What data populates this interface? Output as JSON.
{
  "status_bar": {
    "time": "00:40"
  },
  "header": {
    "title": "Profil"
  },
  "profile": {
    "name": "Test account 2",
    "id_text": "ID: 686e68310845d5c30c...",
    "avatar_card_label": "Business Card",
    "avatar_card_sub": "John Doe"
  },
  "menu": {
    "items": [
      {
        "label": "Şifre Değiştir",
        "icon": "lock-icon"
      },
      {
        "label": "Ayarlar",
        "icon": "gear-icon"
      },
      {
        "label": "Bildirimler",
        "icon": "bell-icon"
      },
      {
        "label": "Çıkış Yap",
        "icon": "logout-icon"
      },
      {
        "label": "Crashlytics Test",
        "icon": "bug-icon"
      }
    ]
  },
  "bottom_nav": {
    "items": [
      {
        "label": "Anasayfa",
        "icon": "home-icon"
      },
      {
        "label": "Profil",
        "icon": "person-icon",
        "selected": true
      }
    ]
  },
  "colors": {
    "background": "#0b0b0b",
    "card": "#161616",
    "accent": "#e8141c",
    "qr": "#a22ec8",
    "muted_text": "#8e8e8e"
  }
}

○ ○ ○

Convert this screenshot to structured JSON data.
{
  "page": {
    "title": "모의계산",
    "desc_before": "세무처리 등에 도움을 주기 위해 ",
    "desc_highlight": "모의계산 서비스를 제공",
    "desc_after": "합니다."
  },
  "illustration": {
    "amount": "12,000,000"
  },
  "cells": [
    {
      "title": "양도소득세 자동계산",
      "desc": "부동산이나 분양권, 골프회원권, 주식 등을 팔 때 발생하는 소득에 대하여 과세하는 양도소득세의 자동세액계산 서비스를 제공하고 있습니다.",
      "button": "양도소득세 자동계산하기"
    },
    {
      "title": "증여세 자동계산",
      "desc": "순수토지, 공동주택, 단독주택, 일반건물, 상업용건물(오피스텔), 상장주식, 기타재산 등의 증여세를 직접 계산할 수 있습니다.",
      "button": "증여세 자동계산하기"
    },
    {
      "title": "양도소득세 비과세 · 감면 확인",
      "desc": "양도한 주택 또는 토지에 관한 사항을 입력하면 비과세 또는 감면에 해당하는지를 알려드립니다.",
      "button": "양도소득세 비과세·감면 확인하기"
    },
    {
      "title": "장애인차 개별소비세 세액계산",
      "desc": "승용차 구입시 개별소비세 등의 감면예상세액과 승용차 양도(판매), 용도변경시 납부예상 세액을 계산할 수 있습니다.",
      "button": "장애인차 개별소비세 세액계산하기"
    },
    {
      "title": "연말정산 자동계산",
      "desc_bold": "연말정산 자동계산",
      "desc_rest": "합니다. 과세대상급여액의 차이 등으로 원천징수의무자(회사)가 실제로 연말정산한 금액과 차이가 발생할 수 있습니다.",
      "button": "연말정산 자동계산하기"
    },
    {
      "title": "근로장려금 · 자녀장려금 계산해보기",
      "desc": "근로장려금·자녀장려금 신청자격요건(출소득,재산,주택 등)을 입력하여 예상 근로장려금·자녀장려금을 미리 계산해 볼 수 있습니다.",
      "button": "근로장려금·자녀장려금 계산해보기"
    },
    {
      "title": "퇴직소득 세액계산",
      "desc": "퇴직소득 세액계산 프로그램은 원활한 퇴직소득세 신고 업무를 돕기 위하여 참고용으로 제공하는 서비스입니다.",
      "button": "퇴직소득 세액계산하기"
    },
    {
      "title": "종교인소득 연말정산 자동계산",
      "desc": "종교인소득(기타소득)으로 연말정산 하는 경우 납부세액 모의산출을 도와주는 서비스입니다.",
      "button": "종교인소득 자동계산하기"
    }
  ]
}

○ ○ ○

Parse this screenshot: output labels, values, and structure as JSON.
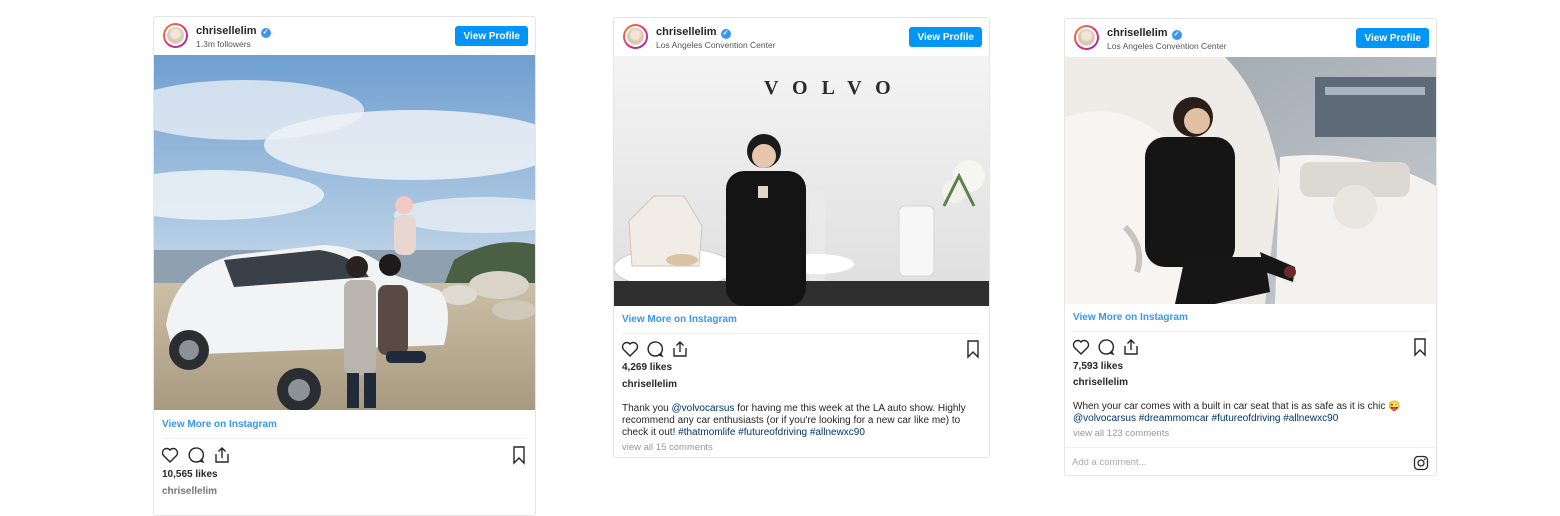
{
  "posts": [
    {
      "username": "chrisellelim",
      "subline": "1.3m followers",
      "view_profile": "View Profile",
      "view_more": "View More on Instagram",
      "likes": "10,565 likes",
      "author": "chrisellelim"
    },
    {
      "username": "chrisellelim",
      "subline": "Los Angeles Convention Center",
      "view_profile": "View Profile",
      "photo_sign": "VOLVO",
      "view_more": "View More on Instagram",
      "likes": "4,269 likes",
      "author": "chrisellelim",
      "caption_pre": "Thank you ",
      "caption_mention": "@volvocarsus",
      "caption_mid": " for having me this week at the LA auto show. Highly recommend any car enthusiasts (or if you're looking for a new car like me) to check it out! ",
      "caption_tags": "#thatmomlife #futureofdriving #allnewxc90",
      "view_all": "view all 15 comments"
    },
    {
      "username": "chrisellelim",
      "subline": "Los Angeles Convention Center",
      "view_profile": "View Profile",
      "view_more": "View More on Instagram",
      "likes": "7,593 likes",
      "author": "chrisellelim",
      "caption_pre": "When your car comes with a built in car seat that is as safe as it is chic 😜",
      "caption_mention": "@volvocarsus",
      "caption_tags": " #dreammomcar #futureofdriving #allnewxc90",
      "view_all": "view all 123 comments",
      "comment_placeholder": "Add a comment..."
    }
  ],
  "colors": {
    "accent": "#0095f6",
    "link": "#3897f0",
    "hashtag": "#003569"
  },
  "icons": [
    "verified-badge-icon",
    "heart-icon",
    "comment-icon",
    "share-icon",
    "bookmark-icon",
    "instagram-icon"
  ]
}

○ ○ ○

■ Short task
Where a line in the material contains "서비스입니다", copy that line.

■ Exercise output
      "desc": "퇴직소득 세액계산 프로그램은 원활한 퇴직소득세 신고 업무를 돕기 위하여 참고용으로 제공하는 서비스입니다.",
      "desc": "종교인소득(기타소득)으로 연말정산 하는 경우 납부세액 모의산출을 도와주는 서비스입니다.",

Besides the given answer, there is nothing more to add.